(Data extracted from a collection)
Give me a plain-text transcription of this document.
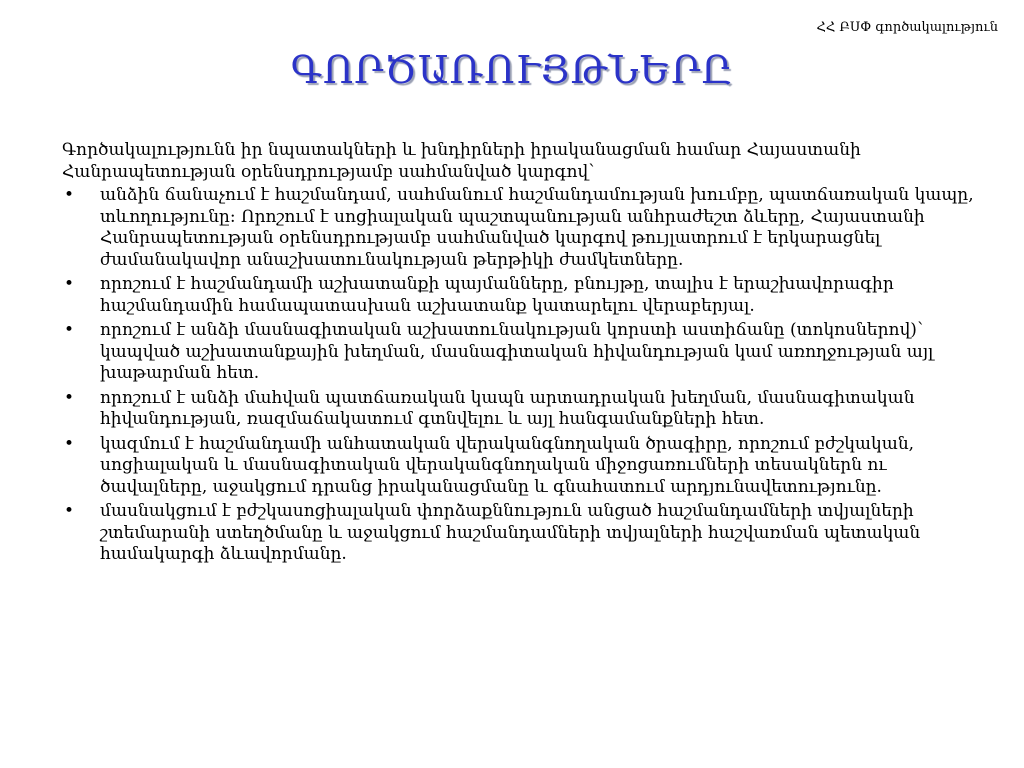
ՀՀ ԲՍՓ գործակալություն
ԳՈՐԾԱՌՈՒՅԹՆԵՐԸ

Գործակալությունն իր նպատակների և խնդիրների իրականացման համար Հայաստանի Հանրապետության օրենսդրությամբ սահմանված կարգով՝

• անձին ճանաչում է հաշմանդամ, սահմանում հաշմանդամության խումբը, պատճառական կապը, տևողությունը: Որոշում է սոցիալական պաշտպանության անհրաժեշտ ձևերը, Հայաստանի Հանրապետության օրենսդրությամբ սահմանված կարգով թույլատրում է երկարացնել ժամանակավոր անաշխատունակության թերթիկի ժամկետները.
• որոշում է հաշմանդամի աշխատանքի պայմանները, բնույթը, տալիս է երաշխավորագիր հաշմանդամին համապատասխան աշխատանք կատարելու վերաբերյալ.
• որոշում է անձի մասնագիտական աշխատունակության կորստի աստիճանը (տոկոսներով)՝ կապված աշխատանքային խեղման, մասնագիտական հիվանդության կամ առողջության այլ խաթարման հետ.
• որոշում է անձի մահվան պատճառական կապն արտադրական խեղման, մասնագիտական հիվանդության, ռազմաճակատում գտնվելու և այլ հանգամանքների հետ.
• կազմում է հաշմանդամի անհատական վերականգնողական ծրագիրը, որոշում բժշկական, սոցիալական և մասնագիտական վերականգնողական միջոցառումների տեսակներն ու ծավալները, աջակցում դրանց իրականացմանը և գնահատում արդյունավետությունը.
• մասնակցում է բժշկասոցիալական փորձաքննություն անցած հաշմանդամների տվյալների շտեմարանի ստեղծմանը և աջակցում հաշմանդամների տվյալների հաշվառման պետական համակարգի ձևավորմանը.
---
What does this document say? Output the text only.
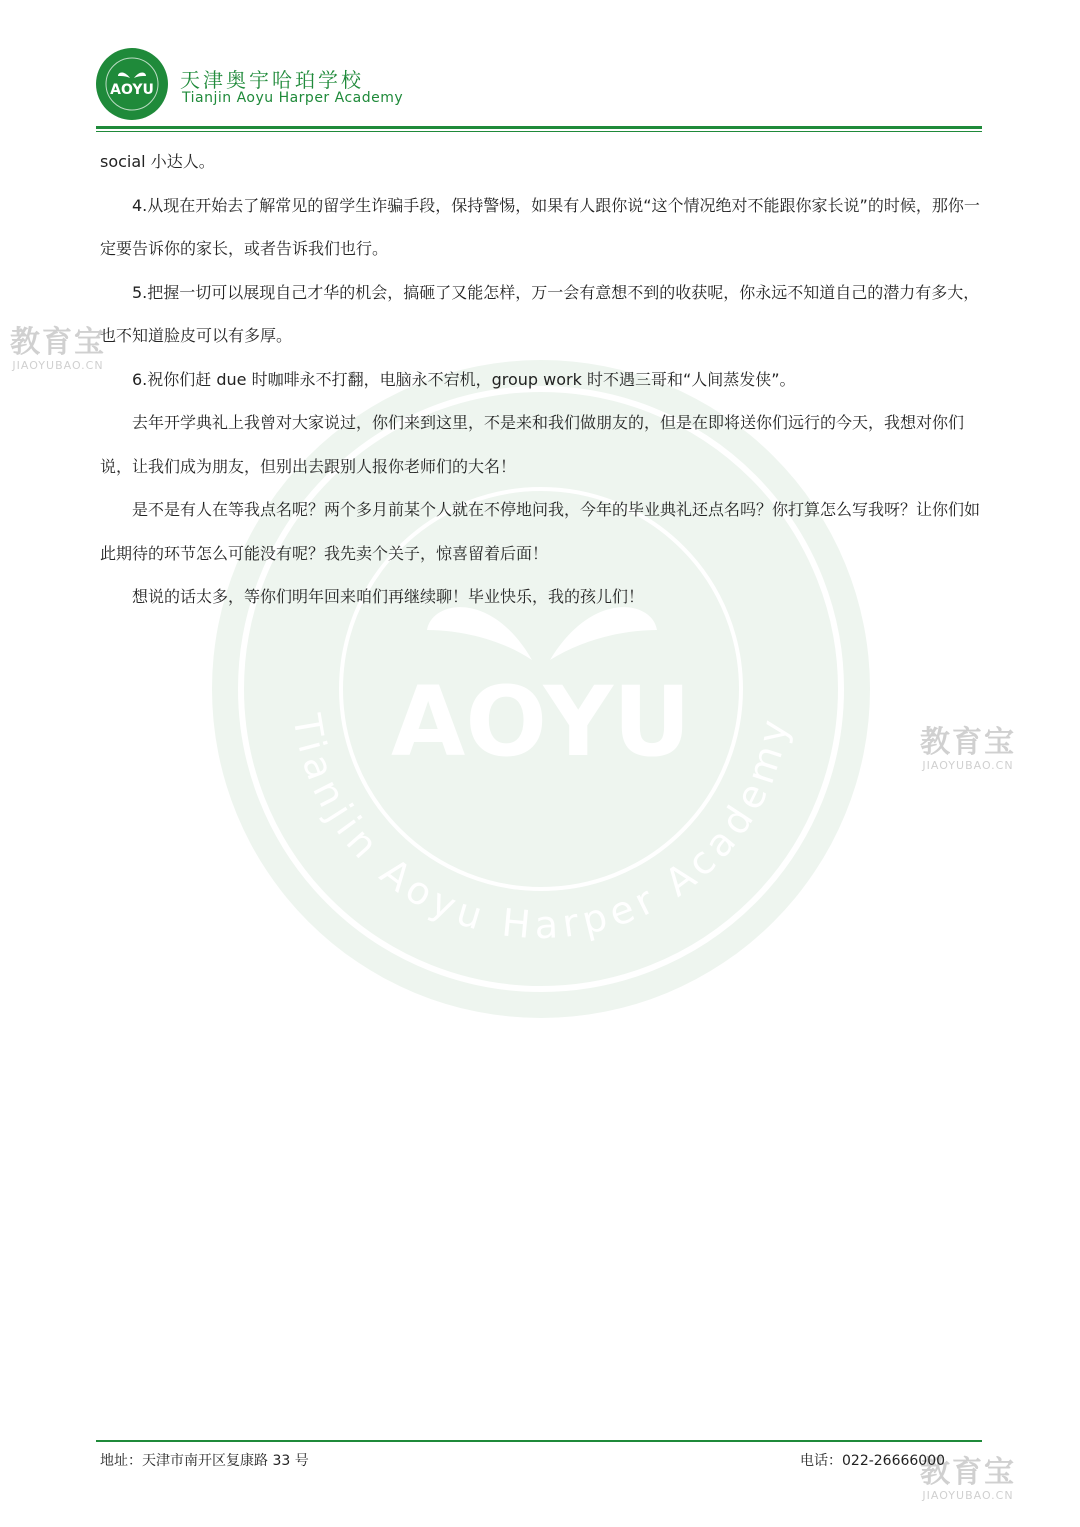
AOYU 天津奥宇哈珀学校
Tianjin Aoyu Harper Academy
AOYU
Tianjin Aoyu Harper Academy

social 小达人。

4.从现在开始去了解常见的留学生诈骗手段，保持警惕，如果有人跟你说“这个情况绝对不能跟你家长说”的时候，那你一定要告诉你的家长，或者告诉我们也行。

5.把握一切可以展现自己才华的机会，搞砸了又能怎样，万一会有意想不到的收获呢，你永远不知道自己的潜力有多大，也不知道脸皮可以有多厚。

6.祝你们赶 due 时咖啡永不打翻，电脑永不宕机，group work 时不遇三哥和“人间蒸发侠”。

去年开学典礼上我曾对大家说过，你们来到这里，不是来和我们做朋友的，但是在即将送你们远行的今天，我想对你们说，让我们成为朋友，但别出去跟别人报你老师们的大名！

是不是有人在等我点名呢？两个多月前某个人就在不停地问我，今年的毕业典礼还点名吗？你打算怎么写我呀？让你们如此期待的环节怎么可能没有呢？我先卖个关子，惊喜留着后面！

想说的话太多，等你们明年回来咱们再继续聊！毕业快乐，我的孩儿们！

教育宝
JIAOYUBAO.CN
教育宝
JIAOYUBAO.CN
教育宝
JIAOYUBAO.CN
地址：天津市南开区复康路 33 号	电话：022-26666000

__Job__
From the material above, copy each line that includes the word "text".

__Task solution__
Give me a plain-text transcription of this document.
What does this document say? Output the text only.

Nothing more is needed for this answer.